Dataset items
◇ ◇ ◇ ◇ ◇ ◇ ◇

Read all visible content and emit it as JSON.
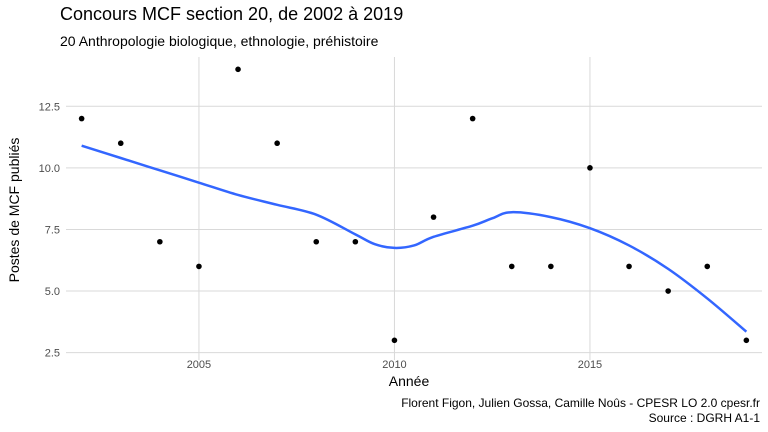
{
  "title": "Concours MCF section 20, de 2002 à 2019",
  "subtitle": "20 Anthropologie biologique, ethnologie, préhistoire",
  "caption": {
    "line1": "Florent Figon, Julien Gossa, Camille Noûs - CPESR LO 2.0 cpesr.fr",
    "line2": "Source : DGRH A1-1"
  },
  "chart_data": {
    "type": "scatter",
    "title": "Concours MCF section 20, de 2002 à 2019",
    "subtitle": "20 Anthropologie biologique, ethnologie, préhistoire",
    "xlabel": "Année",
    "ylabel": "Postes de MCF publiés",
    "xlim": [
      2001.6,
      2019.4
    ],
    "ylim": [
      2.2,
      14.5
    ],
    "x_ticks": [
      2005,
      2010,
      2015
    ],
    "y_ticks": [
      2.5,
      5.0,
      7.5,
      10.0,
      12.5
    ],
    "x_tick_labels": [
      "2005",
      "2010",
      "2015"
    ],
    "y_tick_labels": [
      "2.5",
      "5.0",
      "7.5",
      "10.0",
      "12.5"
    ],
    "grid": true,
    "points": [
      {
        "x": 2002,
        "y": 12
      },
      {
        "x": 2003,
        "y": 11
      },
      {
        "x": 2004,
        "y": 7
      },
      {
        "x": 2005,
        "y": 6
      },
      {
        "x": 2006,
        "y": 14
      },
      {
        "x": 2007,
        "y": 11
      },
      {
        "x": 2008,
        "y": 7
      },
      {
        "x": 2009,
        "y": 7
      },
      {
        "x": 2010,
        "y": 3
      },
      {
        "x": 2011,
        "y": 8
      },
      {
        "x": 2012,
        "y": 12
      },
      {
        "x": 2013,
        "y": 6
      },
      {
        "x": 2014,
        "y": 6
      },
      {
        "x": 2015,
        "y": 10
      },
      {
        "x": 2016,
        "y": 6
      },
      {
        "x": 2017,
        "y": 5
      },
      {
        "x": 2018,
        "y": 6
      },
      {
        "x": 2019,
        "y": 3
      }
    ],
    "trend": {
      "type": "loess",
      "color": "#3366ff",
      "x": [
        2002,
        2003,
        2004,
        2005,
        2006,
        2007,
        2008,
        2009,
        2009.5,
        2010,
        2010.5,
        2011,
        2012,
        2012.5,
        2013,
        2014,
        2015,
        2016,
        2017,
        2018,
        2019
      ],
      "y": [
        10.9,
        10.4,
        9.9,
        9.4,
        8.9,
        8.5,
        8.1,
        7.3,
        6.9,
        6.75,
        6.85,
        7.2,
        7.65,
        7.95,
        8.2,
        8.0,
        7.55,
        6.85,
        5.9,
        4.7,
        3.35
      ]
    },
    "point_color": "#000000",
    "grid_color": "#d9d9d9"
  }
}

◇ ◇ ◇ ◇ ◇ ◇ ◇

Your objective: Copy down every line of the entries containing the word "biologique".

Task output:
  "subtitle": "20 Anthropologie biologique, ethnologie, préhistoire",
    "subtitle": "20 Anthropologie biologique, ethnologie, préhistoire",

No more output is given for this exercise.